■ **Given problem A**:
Update the entries from the start through the line containing "hatch-line bbox=[500, 320, 513, 333]" by replacing "hatch-line" with "hatch-stroke" everywhere it occurs, keeping everything else the same.

■ **Passage**:
%%

I use Peavey 6505+ with Mesa Boogie Rectifier cabinets and it plays fantastic together !


----------



## mrp5150 (Jul 1, 2007)

The best cab I've found with the 5150 is a Bogner Standard 412. Any well built cab with V30's will sound cool though. The 5150 _loves_ V30's.


----------



## Hellraizer (Jul 1, 2007)

I say go with a Mesa Rectifier Cab or an Orange. I've never played through an Orange cab but I speak from experiance with the Mesa and it sounds great with a 6505.


----------



## Hawksmoor (Jul 1, 2007)

I just got myself a Laney TT cab with V30's, tested it in my mattes shop with a 5150 II and it was tightness itself. It's quite affordable to booth.


----------



## Shaman (Jul 2, 2007)

The Mesa cabs are very expensive here in Finland! A Recto is about 1300 euro's.

I would go with the Orange PPC412 cab as well! Sounds awesome with my 6505 and my Recto. Has a huge low end, but it keeps it very tight and focused.
I just got mine about a week ago, and I love it!

If you don't like the orange colour, you can get one in black! That's how I got mine. The Orange cab is 900 euros though....

The 6505 loves V30 speakers  

I would try to find a cab with those speakers.


----------



## emmure (Apr 11, 2008)

oh yes, mesa rec cab+6505= FUCKIN BRUTAL PUNCH!


----------



## noodles (Apr 11, 2008)

A Mesa 4x12 with C90s would sound amazing with that amp. Rectos and 5150s have a gain circuit that is very, very similar.


----------



## Brord (Apr 11, 2008)

U could also check out the framus dragon 4x12 v30 cab. This cab is VERY affordable and it sounds great with the 5150. I've tried both the recto cab and the framus cab with a 5150 and the difference wasn't even that big, not better or worse... just slightly(!) different. 5150's sound great with v30's.

%%

■ **Given problem B**:
List the usernames of everyone shown posting in the forum thread with a date.

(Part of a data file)
%%

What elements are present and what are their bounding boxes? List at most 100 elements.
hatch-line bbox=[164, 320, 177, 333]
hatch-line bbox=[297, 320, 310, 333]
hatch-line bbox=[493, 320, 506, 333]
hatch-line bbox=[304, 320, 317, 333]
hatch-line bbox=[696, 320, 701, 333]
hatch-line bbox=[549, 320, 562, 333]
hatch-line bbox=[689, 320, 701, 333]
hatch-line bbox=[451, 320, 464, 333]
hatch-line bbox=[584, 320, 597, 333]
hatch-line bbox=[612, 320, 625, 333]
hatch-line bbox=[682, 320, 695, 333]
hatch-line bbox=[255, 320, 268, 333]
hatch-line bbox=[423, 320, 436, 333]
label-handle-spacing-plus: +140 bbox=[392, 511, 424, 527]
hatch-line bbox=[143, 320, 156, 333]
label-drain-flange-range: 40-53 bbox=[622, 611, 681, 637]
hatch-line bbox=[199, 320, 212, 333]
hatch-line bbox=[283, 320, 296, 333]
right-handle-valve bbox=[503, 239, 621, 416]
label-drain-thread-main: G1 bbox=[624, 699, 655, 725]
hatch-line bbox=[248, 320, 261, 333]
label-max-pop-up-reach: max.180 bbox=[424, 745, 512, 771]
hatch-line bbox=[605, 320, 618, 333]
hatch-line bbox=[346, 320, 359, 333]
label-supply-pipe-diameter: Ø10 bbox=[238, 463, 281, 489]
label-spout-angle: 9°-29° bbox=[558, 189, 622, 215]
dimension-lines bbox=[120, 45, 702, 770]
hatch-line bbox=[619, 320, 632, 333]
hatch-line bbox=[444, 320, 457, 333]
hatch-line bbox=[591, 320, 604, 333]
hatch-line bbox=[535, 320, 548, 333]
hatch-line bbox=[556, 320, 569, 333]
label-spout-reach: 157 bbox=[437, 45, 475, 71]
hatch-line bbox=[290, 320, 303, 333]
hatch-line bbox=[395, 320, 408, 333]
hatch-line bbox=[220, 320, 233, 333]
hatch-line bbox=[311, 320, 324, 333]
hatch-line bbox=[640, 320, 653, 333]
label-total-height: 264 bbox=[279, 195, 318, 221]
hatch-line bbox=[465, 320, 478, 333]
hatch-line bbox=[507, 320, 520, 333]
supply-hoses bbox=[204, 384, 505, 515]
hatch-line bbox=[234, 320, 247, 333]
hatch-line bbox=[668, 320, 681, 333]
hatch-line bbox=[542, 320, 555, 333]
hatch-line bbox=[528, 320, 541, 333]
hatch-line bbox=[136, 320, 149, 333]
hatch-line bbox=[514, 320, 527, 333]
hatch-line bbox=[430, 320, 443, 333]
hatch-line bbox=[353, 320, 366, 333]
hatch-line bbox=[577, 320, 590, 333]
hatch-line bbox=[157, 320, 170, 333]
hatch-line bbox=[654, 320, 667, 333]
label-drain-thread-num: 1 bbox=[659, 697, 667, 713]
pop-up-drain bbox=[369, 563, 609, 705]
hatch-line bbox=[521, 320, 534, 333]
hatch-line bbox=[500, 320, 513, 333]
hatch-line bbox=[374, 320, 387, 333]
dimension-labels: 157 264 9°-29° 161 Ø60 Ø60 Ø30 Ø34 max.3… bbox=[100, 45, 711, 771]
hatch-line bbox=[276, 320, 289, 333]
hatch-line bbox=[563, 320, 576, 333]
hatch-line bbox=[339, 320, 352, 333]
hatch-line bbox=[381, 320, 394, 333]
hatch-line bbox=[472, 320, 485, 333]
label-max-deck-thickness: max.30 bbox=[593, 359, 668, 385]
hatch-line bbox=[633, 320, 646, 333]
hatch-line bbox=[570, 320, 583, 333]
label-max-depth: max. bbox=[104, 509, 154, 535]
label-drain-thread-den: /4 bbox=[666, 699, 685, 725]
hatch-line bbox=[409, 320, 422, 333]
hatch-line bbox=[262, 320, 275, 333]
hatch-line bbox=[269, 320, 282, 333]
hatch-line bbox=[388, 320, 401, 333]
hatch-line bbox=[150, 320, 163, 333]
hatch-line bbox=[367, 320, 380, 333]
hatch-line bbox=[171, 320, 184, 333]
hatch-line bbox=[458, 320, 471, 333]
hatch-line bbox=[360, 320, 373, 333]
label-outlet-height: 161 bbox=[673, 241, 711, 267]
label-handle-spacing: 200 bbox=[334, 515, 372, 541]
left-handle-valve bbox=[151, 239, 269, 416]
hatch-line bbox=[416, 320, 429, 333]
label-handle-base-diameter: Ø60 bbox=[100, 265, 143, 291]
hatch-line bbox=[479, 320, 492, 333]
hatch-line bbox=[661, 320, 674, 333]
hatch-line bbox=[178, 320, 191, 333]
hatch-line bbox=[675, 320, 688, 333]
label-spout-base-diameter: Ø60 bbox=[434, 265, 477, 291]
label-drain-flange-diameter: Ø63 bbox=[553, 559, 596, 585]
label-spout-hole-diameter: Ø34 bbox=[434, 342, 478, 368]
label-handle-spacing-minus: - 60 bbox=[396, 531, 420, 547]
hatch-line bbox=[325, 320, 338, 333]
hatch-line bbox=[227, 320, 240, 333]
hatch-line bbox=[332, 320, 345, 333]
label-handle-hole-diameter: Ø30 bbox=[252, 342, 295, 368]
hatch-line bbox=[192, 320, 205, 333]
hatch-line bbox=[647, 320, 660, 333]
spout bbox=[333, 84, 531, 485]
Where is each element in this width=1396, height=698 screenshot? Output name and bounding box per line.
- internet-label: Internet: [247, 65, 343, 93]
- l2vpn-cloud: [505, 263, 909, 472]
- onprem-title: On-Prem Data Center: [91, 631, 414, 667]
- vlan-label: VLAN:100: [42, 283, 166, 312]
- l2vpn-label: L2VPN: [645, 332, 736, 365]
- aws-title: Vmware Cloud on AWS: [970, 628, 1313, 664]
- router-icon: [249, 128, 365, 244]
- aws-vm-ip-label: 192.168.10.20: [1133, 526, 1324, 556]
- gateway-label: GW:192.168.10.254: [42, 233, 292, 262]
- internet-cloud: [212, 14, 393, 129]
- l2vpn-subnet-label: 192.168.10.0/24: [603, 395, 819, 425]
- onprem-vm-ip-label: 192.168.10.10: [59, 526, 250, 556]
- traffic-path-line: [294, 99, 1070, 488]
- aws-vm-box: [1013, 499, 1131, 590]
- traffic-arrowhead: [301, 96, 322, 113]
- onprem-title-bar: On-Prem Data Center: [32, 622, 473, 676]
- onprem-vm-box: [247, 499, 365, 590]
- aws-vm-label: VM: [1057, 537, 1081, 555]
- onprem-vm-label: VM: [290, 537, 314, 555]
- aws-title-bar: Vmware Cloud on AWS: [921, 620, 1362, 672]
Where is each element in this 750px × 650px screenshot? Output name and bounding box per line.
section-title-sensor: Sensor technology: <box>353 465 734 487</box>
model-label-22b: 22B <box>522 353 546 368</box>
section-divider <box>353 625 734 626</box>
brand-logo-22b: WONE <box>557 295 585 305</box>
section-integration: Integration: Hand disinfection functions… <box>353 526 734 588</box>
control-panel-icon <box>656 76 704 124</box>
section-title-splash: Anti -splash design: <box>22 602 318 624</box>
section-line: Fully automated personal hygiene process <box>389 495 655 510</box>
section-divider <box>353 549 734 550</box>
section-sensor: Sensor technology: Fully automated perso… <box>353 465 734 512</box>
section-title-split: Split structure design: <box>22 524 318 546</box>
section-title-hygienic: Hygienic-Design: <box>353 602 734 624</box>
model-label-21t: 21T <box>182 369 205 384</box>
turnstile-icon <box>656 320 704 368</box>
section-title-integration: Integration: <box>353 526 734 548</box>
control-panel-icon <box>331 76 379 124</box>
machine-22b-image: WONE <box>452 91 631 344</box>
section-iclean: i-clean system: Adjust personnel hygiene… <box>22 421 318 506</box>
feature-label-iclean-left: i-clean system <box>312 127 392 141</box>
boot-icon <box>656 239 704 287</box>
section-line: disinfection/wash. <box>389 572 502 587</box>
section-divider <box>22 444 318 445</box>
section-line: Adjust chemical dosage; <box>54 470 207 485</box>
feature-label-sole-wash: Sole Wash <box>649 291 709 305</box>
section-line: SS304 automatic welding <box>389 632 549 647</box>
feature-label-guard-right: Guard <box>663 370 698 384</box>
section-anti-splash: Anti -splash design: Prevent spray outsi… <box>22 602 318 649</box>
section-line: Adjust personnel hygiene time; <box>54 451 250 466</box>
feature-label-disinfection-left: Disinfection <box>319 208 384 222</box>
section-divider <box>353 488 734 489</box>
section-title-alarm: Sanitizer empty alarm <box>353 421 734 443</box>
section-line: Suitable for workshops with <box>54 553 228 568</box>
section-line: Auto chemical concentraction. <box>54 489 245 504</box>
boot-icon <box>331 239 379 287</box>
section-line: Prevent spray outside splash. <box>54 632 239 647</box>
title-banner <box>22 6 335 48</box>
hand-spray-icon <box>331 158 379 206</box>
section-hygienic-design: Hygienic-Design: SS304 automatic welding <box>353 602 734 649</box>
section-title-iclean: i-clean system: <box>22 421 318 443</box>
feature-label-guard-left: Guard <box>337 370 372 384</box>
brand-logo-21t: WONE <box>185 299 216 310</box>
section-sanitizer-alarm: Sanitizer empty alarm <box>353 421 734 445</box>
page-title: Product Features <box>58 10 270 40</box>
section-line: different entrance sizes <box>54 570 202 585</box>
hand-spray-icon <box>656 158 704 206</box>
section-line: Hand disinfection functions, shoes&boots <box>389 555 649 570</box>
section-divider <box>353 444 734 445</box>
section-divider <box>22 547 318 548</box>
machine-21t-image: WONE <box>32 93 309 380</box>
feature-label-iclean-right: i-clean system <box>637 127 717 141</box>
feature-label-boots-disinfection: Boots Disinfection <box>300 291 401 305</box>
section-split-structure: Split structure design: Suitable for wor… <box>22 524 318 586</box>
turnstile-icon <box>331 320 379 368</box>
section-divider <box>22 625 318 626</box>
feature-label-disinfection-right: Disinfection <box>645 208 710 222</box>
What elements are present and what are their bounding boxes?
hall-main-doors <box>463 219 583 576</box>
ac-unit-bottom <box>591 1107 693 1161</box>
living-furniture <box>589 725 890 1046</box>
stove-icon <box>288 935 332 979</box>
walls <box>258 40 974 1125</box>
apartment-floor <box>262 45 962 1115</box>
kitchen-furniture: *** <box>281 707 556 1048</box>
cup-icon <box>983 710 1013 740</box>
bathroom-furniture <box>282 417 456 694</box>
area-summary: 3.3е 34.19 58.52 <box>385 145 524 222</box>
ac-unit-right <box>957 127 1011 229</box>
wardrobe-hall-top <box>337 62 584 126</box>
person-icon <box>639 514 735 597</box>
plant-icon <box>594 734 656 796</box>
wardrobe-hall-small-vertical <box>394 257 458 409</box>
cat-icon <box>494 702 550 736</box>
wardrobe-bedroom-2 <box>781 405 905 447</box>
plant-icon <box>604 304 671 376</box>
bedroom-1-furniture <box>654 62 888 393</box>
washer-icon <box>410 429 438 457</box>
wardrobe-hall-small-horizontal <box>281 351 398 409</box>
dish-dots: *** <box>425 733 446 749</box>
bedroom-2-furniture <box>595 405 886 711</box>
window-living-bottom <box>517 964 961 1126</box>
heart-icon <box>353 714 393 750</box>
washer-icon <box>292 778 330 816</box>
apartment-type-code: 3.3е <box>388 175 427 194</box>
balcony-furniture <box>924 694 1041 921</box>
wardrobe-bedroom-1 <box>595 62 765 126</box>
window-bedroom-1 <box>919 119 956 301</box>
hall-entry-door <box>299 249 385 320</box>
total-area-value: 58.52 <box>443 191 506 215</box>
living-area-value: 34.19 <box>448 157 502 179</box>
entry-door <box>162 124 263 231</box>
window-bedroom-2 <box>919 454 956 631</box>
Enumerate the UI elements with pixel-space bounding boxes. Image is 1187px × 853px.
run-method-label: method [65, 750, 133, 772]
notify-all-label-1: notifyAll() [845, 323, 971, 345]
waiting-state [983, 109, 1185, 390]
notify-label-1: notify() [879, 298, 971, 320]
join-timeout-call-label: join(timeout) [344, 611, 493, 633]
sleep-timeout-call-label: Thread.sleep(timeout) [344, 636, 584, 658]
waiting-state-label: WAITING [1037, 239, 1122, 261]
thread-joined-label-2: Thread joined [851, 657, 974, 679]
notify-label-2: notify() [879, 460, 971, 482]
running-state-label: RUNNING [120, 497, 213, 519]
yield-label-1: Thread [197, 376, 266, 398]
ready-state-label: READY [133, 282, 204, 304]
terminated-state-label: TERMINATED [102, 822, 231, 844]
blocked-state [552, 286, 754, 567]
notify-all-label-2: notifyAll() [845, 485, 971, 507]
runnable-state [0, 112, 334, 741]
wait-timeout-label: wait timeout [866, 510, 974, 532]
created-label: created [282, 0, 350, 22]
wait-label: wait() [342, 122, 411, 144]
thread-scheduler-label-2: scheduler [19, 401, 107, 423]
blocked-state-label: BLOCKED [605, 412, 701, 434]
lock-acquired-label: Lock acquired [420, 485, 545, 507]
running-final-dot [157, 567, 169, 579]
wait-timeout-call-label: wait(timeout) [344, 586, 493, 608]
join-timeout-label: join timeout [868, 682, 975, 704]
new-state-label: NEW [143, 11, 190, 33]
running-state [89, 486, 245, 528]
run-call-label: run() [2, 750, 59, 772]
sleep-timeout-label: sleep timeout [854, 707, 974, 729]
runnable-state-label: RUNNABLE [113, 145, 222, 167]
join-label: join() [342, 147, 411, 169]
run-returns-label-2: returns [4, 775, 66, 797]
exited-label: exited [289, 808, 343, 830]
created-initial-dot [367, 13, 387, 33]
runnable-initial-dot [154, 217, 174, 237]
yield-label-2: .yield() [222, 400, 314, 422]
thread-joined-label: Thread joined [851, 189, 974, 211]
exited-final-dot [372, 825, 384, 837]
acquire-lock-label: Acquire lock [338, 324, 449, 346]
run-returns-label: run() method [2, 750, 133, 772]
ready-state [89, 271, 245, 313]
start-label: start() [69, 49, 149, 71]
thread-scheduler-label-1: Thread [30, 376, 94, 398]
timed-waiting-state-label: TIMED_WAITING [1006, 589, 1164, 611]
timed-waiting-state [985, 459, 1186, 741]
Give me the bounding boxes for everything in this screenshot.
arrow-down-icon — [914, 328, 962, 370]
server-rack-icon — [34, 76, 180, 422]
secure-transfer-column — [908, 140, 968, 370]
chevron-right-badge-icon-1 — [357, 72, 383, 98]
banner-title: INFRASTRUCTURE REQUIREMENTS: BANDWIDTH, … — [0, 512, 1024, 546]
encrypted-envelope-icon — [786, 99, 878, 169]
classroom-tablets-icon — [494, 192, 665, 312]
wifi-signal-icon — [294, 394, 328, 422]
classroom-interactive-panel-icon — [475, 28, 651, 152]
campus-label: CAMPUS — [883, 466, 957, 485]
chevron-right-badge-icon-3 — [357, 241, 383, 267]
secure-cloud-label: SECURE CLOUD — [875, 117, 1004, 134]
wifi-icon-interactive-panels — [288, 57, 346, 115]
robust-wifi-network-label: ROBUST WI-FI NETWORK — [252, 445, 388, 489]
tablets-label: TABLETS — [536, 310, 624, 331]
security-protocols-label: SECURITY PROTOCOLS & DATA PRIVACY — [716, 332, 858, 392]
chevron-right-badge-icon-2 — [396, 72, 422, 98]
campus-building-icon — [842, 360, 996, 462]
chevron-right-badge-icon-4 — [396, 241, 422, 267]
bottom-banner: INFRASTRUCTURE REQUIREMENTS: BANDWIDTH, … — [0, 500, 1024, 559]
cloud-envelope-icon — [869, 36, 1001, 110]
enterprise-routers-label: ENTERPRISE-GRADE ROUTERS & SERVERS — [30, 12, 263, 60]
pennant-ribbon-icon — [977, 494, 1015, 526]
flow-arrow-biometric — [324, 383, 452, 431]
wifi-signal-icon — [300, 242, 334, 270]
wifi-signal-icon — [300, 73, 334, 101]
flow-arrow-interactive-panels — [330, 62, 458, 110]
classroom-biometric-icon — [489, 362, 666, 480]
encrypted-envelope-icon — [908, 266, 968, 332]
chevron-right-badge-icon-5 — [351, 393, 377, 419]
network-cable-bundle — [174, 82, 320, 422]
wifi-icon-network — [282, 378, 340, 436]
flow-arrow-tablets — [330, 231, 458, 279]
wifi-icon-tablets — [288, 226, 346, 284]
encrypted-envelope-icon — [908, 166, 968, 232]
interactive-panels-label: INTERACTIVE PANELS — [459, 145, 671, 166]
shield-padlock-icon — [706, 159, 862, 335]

%%

■ **Final answer A**:
What elements are present and what are their bounding boxes? List at most 100 elements.
hatch-stroke bbox=[164, 320, 177, 333]
hatch-stroke bbox=[297, 320, 310, 333]
hatch-stroke bbox=[493, 320, 506, 333]
hatch-stroke bbox=[304, 320, 317, 333]
hatch-stroke bbox=[696, 320, 701, 333]
hatch-stroke bbox=[549, 320, 562, 333]
hatch-stroke bbox=[689, 320, 701, 333]
hatch-stroke bbox=[451, 320, 464, 333]
hatch-stroke bbox=[584, 320, 597, 333]
hatch-stroke bbox=[612, 320, 625, 333]
hatch-stroke bbox=[682, 320, 695, 333]
hatch-stroke bbox=[255, 320, 268, 333]
hatch-stroke bbox=[423, 320, 436, 333]
label-handle-spacing-plus: +140 bbox=[392, 511, 424, 527]
hatch-stroke bbox=[143, 320, 156, 333]
label-drain-flange-range: 40-53 bbox=[622, 611, 681, 637]
hatch-stroke bbox=[199, 320, 212, 333]
hatch-stroke bbox=[283, 320, 296, 333]
right-handle-valve bbox=[503, 239, 621, 416]
label-drain-thread-main: G1 bbox=[624, 699, 655, 725]
hatch-stroke bbox=[248, 320, 261, 333]
label-max-pop-up-reach: max.180 bbox=[424, 745, 512, 771]
hatch-stroke bbox=[605, 320, 618, 333]
hatch-stroke bbox=[346, 320, 359, 333]
label-supply-pipe-diameter: Ø10 bbox=[238, 463, 281, 489]
label-spout-angle: 9°-29° bbox=[558, 189, 622, 215]
dimension-lines bbox=[120, 45, 702, 770]
hatch-stroke bbox=[619, 320, 632, 333]
hatch-stroke bbox=[444, 320, 457, 333]
hatch-stroke bbox=[591, 320, 604, 333]
hatch-stroke bbox=[535, 320, 548, 333]
hatch-stroke bbox=[556, 320, 569, 333]
label-spout-reach: 157 bbox=[437, 45, 475, 71]
hatch-stroke bbox=[290, 320, 303, 333]
hatch-stroke bbox=[395, 320, 408, 333]
hatch-stroke bbox=[220, 320, 233, 333]
hatch-stroke bbox=[311, 320, 324, 333]
hatch-stroke bbox=[640, 320, 653, 333]
label-total-height: 264 bbox=[279, 195, 318, 221]
hatch-stroke bbox=[465, 320, 478, 333]
hatch-stroke bbox=[507, 320, 520, 333]
supply-hoses bbox=[204, 384, 505, 515]
hatch-stroke bbox=[234, 320, 247, 333]
hatch-stroke bbox=[668, 320, 681, 333]
hatch-stroke bbox=[542, 320, 555, 333]
hatch-stroke bbox=[528, 320, 541, 333]
hatch-stroke bbox=[136, 320, 149, 333]
hatch-stroke bbox=[514, 320, 527, 333]
hatch-stroke bbox=[430, 320, 443, 333]
hatch-stroke bbox=[353, 320, 366, 333]
hatch-stroke bbox=[577, 320, 590, 333]
hatch-stroke bbox=[157, 320, 170, 333]
hatch-stroke bbox=[654, 320, 667, 333]
label-drain-thread-num: 1 bbox=[659, 697, 667, 713]
pop-up-drain bbox=[369, 563, 609, 705]
hatch-stroke bbox=[521, 320, 534, 333]
hatch-stroke bbox=[500, 320, 513, 333]

■ **Final answer B**:
mrp5150, Hellraizer, Hawksmoor, Shaman, emmure, noodles, Brord